--- Start of Records for processing ---

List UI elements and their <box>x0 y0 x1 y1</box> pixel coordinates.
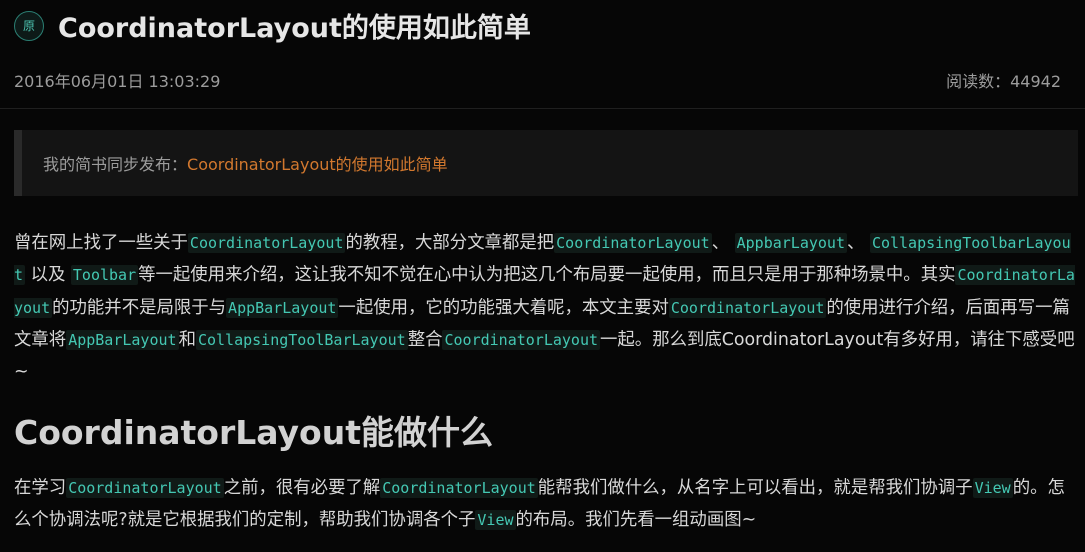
section-paragraph: 在学习 CoordinatorLayout 之前，很有必要了解 Coordinator… <box>14 472 1080 537</box>
text: 之前，很有必要了解 <box>223 478 381 498</box>
inline-code: CoordinatorLayout <box>66 478 224 498</box>
inline-code: Toolbar <box>70 265 139 286</box>
article-title[interactable]: CoordinatorLayout的使用如此简单 <box>58 6 531 45</box>
read-count-value: 44942 <box>1010 72 1061 91</box>
read-count: 阅读数：44942 <box>946 68 1061 92</box>
text: 的教程，大部分文章都是把 <box>345 233 555 253</box>
text: 以及 <box>30 265 66 286</box>
text: 曾在网上找了一些关于 <box>14 233 188 253</box>
text: 整合 <box>407 329 443 350</box>
inline-code: CoordinatorLayout <box>554 233 712 253</box>
inline-code: AppBarLayout <box>66 329 179 350</box>
text: 、 <box>847 233 865 253</box>
text: 的布局。我们先看一组动画图~ <box>515 510 757 531</box>
read-count-label: 阅读数： <box>946 72 1011 91</box>
original-badge: 原 <box>14 10 44 41</box>
inline-code: AppbarLayout <box>734 233 847 253</box>
text: 一起使用，它的功能强大着呢，本文主要对 <box>338 297 669 318</box>
text: 的功能并不是局限于与 <box>52 297 227 318</box>
text: 在学习 <box>14 478 67 498</box>
text: 、 <box>711 233 730 253</box>
section-heading: CoordinatorLayout能做什么 <box>14 413 493 452</box>
text: 等一起使用来介绍，这让我不知不觉在心中认为把这几个布局要一起使用，而且只是用于那… <box>138 265 956 286</box>
inline-code: CoordinatorLayout <box>380 478 538 498</box>
header-divider <box>0 108 1085 109</box>
text: 能帮我们做什么，从名字上可以看出，就是帮我们协调子 <box>537 478 973 498</box>
inline-code: CollapsingToolBarLayout <box>195 329 408 350</box>
inline-code: View <box>972 478 1013 498</box>
quote-prefix: 我的简书同步发布： <box>43 155 188 174</box>
jianshu-link[interactable]: CoordinatorLayout的使用如此简单 <box>187 151 448 175</box>
inline-code: CoordinatorLayout <box>668 297 827 318</box>
sync-blockquote: 我的简书同步发布： CoordinatorLayout的使用如此简单 <box>14 130 1078 196</box>
intro-paragraph: 曾在网上找了一些关于 CoordinatorLayout 的教程，大部分文章都是把 C… <box>14 227 1080 388</box>
inline-code: CoordinatorLayout <box>442 329 601 350</box>
publish-date: 2016年06月01日 13:03:29 <box>14 72 221 91</box>
inline-code: CoordinatorLayout <box>187 233 346 253</box>
inline-code: AppBarLayout <box>226 297 339 318</box>
article-header: 原 CoordinatorLayout的使用如此简单 <box>14 6 531 45</box>
text: 和 <box>178 329 196 350</box>
inline-code: View <box>475 510 516 531</box>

--- End of Records for processing ---

▸ **What the exercise asks**
Please write out everything in the material above from the line containing "section-paragraph: 在学习 CoordinatorLayout" down to the line containing "text: 的教程，大部分文章都是把 <box>345 233 555 253</box>", both lines included, without changing anything.

▸ **Task solution**
section-paragraph: 在学习 CoordinatorLayout 之前，很有必要了解 Coordinator… <box>14 472 1080 537</box>
text: 之前，很有必要了解 <box>223 478 381 498</box>
inline-code: CoordinatorLayout <box>66 478 224 498</box>
inline-code: Toolbar <box>70 265 139 286</box>
article-title[interactable]: CoordinatorLayout的使用如此简单 <box>58 6 531 45</box>
read-count-value: 44942 <box>1010 72 1061 91</box>
read-count: 阅读数：44942 <box>946 68 1061 92</box>
text: 的教程，大部分文章都是把 <box>345 233 555 253</box>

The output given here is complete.